-- BEGIN --

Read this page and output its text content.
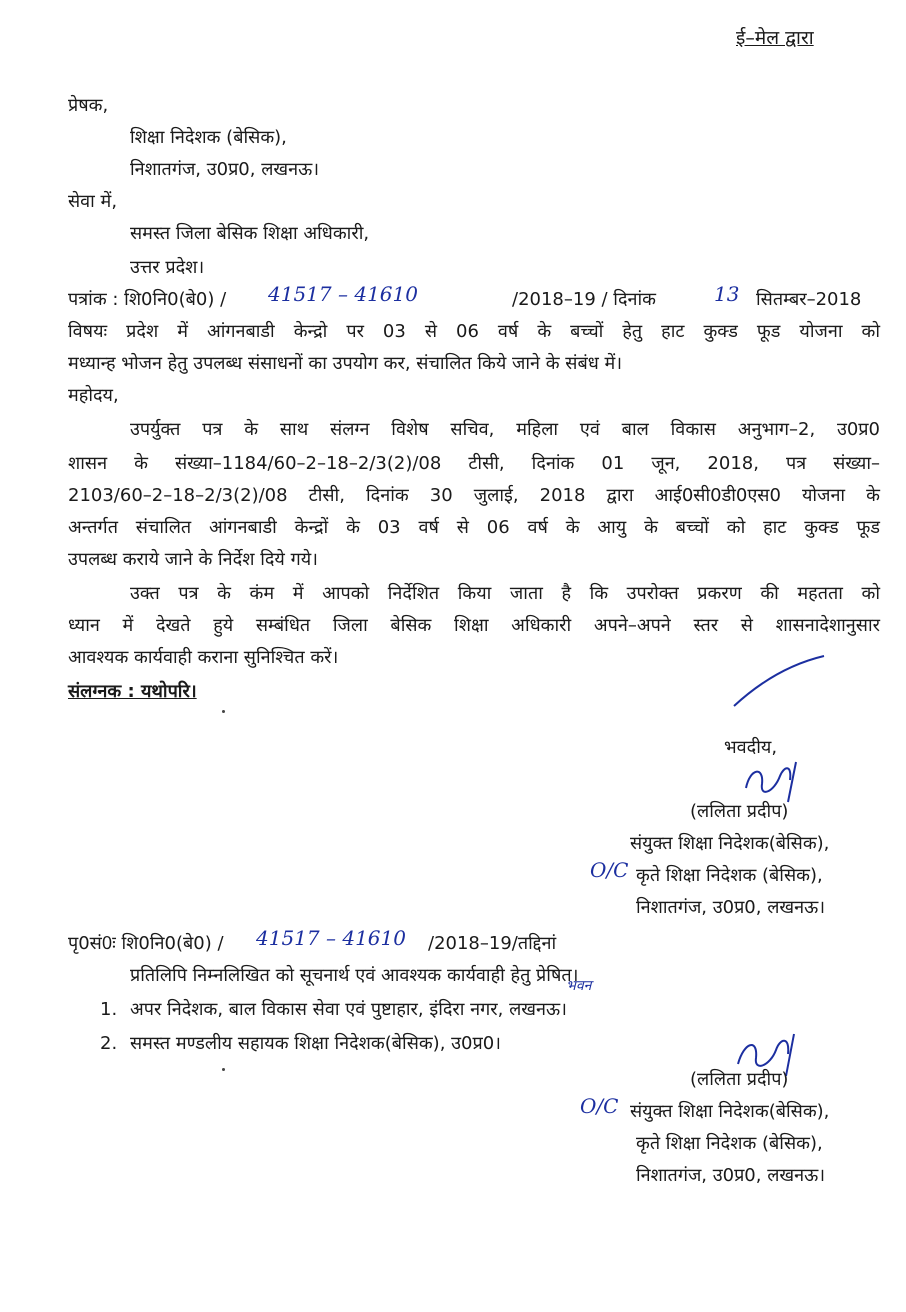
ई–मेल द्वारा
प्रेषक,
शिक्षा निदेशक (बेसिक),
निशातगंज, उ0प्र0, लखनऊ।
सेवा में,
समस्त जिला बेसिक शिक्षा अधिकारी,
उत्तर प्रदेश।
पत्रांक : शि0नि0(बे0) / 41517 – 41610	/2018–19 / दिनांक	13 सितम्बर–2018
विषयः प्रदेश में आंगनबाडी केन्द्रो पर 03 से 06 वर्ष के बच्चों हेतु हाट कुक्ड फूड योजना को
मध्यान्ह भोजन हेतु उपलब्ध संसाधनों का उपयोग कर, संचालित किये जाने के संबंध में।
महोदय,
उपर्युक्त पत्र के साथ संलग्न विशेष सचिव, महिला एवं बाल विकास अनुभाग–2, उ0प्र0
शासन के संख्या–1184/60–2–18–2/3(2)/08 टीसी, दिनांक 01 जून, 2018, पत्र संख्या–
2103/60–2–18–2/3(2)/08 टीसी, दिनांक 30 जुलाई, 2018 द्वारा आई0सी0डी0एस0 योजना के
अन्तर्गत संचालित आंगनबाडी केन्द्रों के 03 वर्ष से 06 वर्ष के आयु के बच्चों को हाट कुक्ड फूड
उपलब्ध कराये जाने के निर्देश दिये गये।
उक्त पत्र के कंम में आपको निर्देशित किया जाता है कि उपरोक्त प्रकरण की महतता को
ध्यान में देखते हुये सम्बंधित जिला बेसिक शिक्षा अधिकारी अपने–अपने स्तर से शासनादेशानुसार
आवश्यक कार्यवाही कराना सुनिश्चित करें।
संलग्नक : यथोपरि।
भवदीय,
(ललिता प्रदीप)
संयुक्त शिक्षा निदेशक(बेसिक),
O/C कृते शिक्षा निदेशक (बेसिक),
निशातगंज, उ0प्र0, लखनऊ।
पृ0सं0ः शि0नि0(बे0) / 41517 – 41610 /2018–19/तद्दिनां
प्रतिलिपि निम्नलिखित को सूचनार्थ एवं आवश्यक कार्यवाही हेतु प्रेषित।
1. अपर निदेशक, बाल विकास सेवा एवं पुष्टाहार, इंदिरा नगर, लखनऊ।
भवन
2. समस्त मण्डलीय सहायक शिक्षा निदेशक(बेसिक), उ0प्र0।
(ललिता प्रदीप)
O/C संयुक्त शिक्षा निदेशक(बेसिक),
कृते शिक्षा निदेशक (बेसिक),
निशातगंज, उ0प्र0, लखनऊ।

-- END --

▶ _Given request_: Every line holding "उपलब" should be copied out.

▶ _The answer_:
मध्यान्ह भोजन हेतु उपलब्ध संसाधनों का उपयोग कर, संचालित किये जाने के संबंध में।
उपलब्ध कराये जाने के निर्देश दिये गये।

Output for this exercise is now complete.